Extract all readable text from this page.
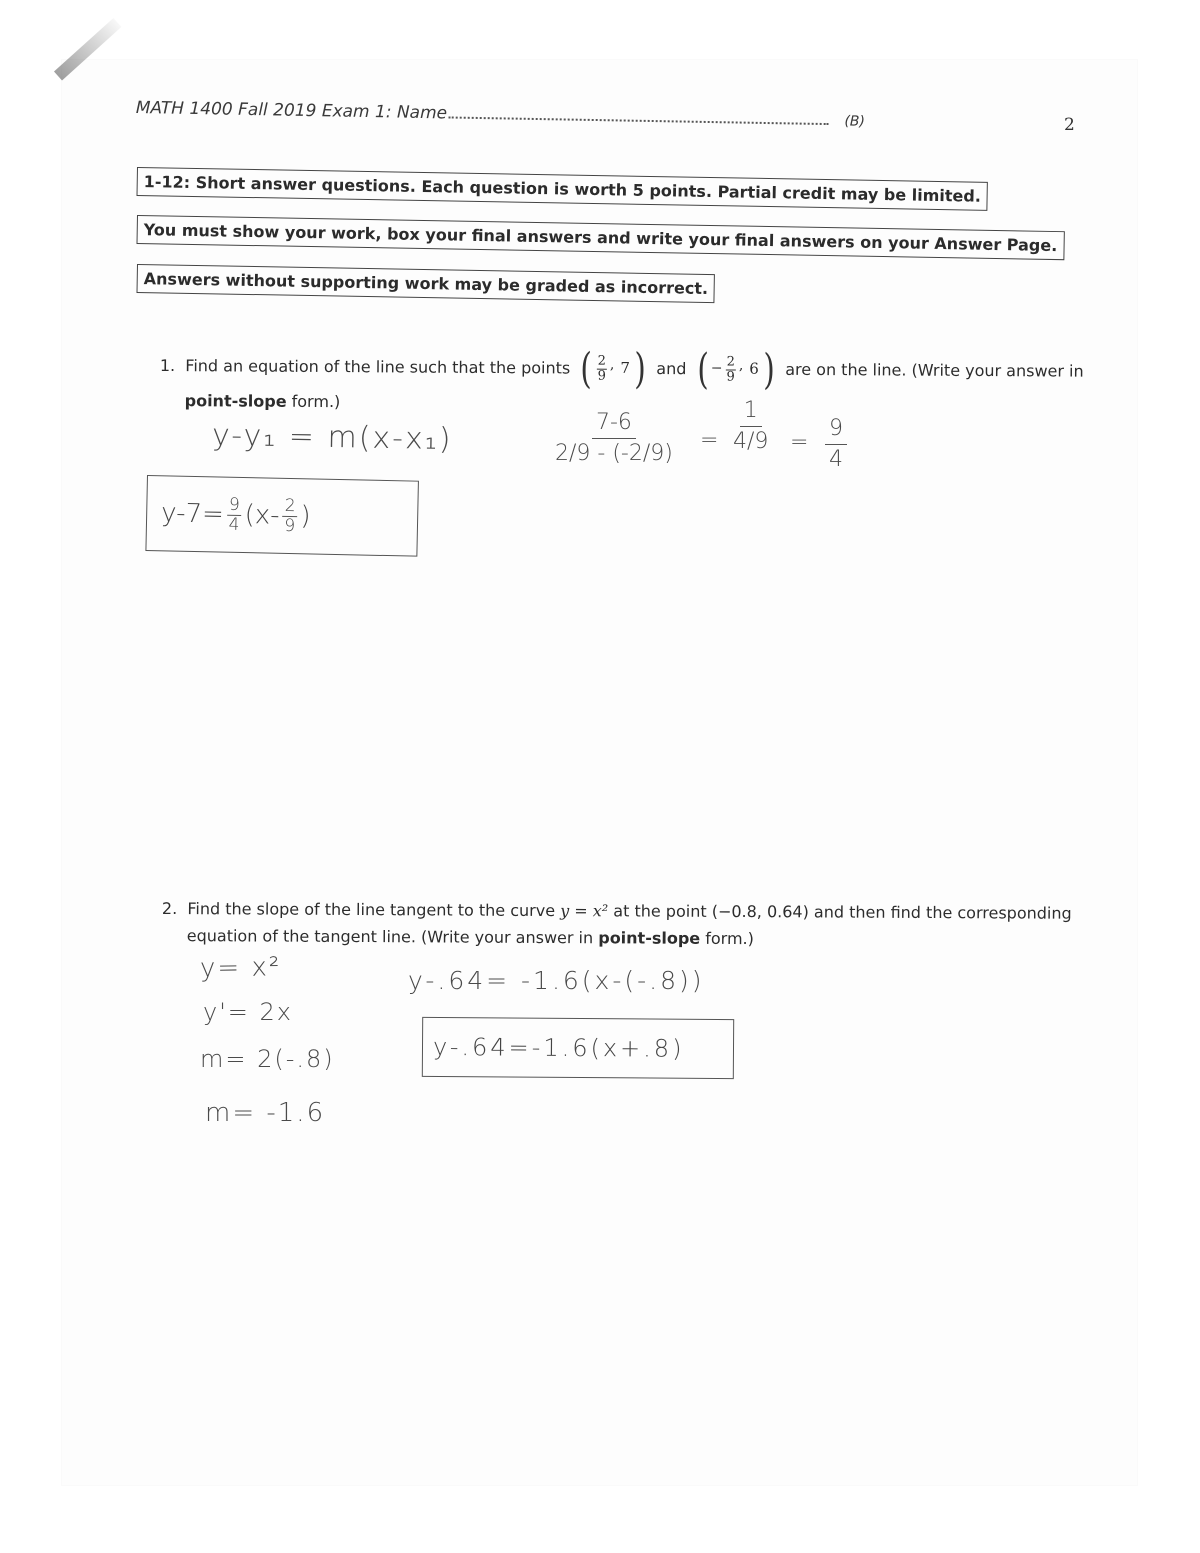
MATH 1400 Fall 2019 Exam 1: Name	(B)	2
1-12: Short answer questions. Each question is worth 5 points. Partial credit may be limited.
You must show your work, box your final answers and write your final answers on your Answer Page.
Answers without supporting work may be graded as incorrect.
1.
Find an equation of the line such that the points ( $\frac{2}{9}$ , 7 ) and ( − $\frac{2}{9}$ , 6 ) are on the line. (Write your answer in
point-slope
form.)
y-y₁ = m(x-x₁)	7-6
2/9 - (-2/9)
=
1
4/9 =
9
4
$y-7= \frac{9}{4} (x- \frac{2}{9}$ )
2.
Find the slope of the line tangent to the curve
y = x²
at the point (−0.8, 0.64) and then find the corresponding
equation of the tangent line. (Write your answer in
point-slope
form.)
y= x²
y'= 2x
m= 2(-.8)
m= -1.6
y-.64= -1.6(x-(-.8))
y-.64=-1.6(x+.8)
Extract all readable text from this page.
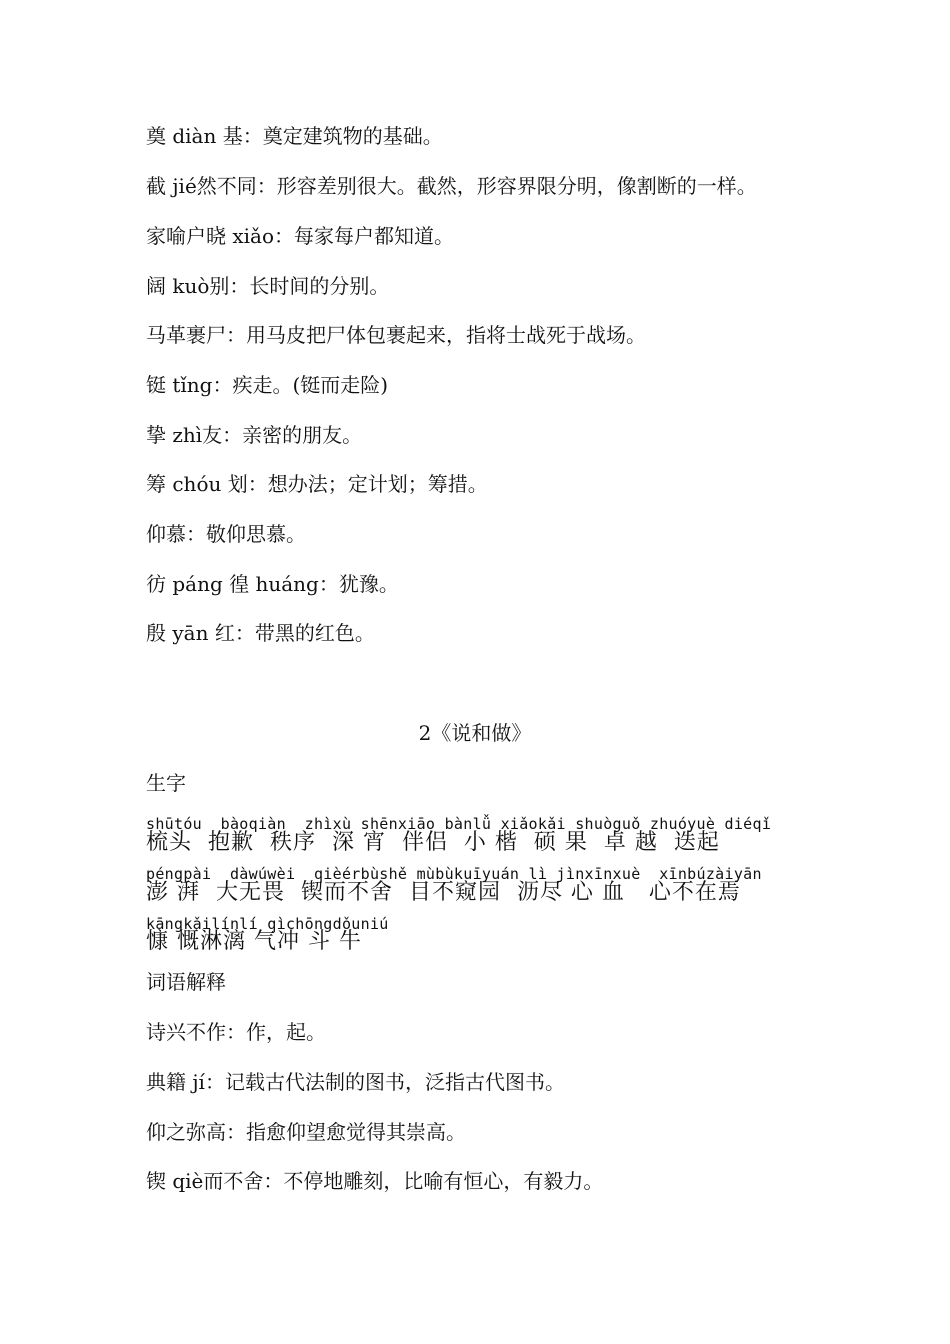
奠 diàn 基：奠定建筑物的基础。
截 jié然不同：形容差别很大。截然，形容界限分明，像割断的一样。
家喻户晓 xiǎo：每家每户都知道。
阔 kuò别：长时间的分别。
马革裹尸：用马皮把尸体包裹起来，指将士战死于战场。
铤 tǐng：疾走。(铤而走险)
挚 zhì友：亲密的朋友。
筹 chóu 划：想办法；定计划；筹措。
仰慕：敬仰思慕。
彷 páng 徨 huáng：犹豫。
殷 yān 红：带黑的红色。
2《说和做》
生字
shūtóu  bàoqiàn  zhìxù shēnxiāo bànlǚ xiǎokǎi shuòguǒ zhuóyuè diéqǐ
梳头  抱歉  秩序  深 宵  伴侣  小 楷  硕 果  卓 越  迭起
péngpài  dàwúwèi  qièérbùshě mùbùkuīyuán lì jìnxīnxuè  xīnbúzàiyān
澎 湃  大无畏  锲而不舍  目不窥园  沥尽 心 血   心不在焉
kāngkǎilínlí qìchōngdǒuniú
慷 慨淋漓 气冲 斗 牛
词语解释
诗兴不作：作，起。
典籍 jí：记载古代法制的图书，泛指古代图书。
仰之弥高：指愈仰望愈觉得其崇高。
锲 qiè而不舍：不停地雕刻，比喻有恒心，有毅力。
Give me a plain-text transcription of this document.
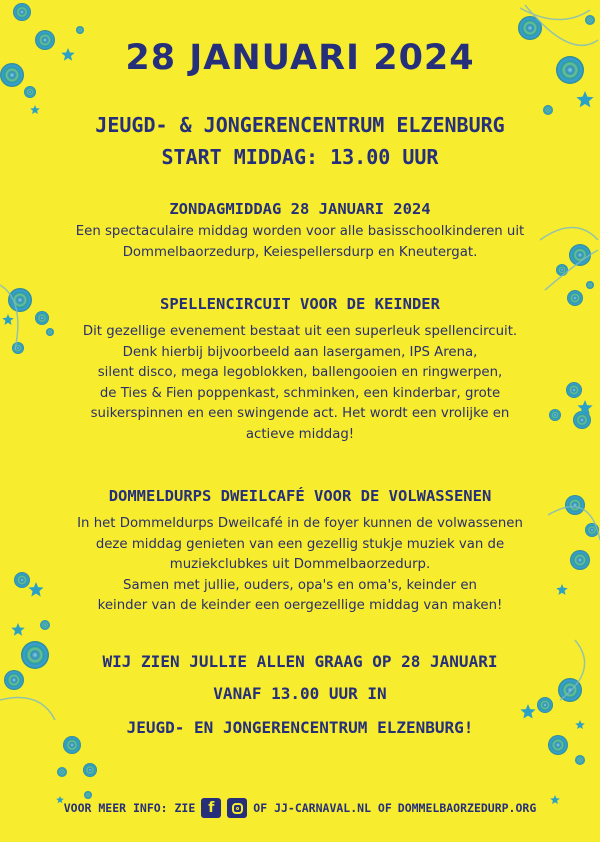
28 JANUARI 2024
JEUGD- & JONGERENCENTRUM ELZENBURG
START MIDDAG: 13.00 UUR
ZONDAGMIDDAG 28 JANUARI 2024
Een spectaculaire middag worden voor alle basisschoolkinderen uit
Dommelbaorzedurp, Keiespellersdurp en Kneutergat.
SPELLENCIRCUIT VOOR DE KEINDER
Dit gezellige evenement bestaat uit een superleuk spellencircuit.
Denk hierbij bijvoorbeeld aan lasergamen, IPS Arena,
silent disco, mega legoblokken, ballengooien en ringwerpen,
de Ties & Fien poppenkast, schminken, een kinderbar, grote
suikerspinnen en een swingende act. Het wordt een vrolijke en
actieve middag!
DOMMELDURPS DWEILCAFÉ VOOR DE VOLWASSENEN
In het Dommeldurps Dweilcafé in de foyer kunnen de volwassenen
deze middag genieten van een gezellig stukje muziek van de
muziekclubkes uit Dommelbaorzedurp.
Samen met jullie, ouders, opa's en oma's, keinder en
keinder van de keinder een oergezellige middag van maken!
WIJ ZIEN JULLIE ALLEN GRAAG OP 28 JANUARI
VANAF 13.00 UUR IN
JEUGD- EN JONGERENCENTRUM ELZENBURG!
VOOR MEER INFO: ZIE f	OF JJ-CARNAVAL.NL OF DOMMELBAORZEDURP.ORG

* * *

• Stated exercise: Copy every record above exactly, leaving out the pictures.

• Response below:
Extract all readable text from this page.
MATH 1400 Fall 2019 Exam 1: Name	(B)	2
1-12: Short answer questions. Each question is worth 5 points. Partial credit may be limited.
You must show your work, box your final answers and write your final answers on your Answer Page.
Answers without supporting work may be graded as incorrect.
1.
Find an equation of the line such that the points ( $\frac{2}{9}$ , 7 ) and ( − $\frac{2}{9}$ , 6 ) are on the line. (Write your answer in
point-slope
form.)
y-y₁ = m(x-x₁)	7-6
2/9 - (-2/9)
=
1
4/9 =
9
4
$y-7= \frac{9}{4} (x- \frac{2}{9}$ )
2.
Find the slope of the line tangent to the curve
y = x²
at the point (−0.8, 0.64) and then find the corresponding
equation of the tangent line. (Write your answer in
point-slope
form.)
y= x²
y'= 2x
m= 2(-.8)
m= -1.6
y-.64= -1.6(x-(-.8))
y-.64=-1.6(x+.8)
Extract all readable text from this page.
奠 diàn 基：奠定建筑物的基础。
截 jié然不同：形容差别很大。截然，形容界限分明，像割断的一样。
家喻户晓 xiǎo：每家每户都知道。
阔 kuò别：长时间的分别。
马革裹尸：用马皮把尸体包裹起来，指将士战死于战场。
铤 tǐng：疾走。(铤而走险)
挚 zhì友：亲密的朋友。
筹 chóu 划：想办法；定计划；筹措。
仰慕：敬仰思慕。
彷 páng 徨 huáng：犹豫。
殷 yān 红：带黑的红色。
2《说和做》
生字
shūtóu  bàoqiàn  zhìxù shēnxiāo bànlǚ xiǎokǎi shuòguǒ zhuóyuè diéqǐ
梳头  抱歉  秩序  深 宵  伴侣  小 楷  硕 果  卓 越  迭起
péngpài  dàwúwèi  qièérbùshě mùbùkuīyuán lì jìnxīnxuè  xīnbúzàiyān
澎 湃  大无畏  锲而不舍  目不窥园  沥尽 心 血   心不在焉
kāngkǎilínlí qìchōngdǒuniú
慷 慨淋漓 气冲 斗 牛
词语解释
诗兴不作：作，起。
典籍 jí：记载古代法制的图书，泛指古代图书。
仰之弥高：指愈仰望愈觉得其崇高。
锲 qiè而不舍：不停地雕刻，比喻有恒心，有毅力。
Give me a plain-text transcription of this document.
28 JANUARI 2024
JEUGD- & JONGERENCENTRUM ELZENBURG
START MIDDAG: 13.00 UUR
ZONDAGMIDDAG 28 JANUARI 2024
Een spectaculaire middag worden voor alle basisschoolkinderen uit
Dommelbaorzedurp, Keiespellersdurp en Kneutergat.
SPELLENCIRCUIT VOOR DE KEINDER
Dit gezellige evenement bestaat uit een superleuk spellencircuit.
Denk hierbij bijvoorbeeld aan lasergamen, IPS Arena,
silent disco, mega legoblokken, ballengooien en ringwerpen,
de Ties & Fien poppenkast, schminken, een kinderbar, grote
suikerspinnen en een swingende act. Het wordt een vrolijke en
actieve middag!
DOMMELDURPS DWEILCAFÉ VOOR DE VOLWASSENEN
In het Dommeldurps Dweilcafé in de foyer kunnen de volwassenen
deze middag genieten van een gezellig stukje muziek van de
muziekclubkes uit Dommelbaorzedurp.
Samen met jullie, ouders, opa's en oma's, keinder en
keinder van de keinder een oergezellige middag van maken!
WIJ ZIEN JULLIE ALLEN GRAAG OP 28 JANUARI
VANAF 13.00 UUR IN
JEUGD- EN JONGERENCENTRUM ELZENBURG!
VOOR MEER INFO: ZIE f	OF JJ-CARNAVAL.NL OF DOMMELBAORZEDURP.ORG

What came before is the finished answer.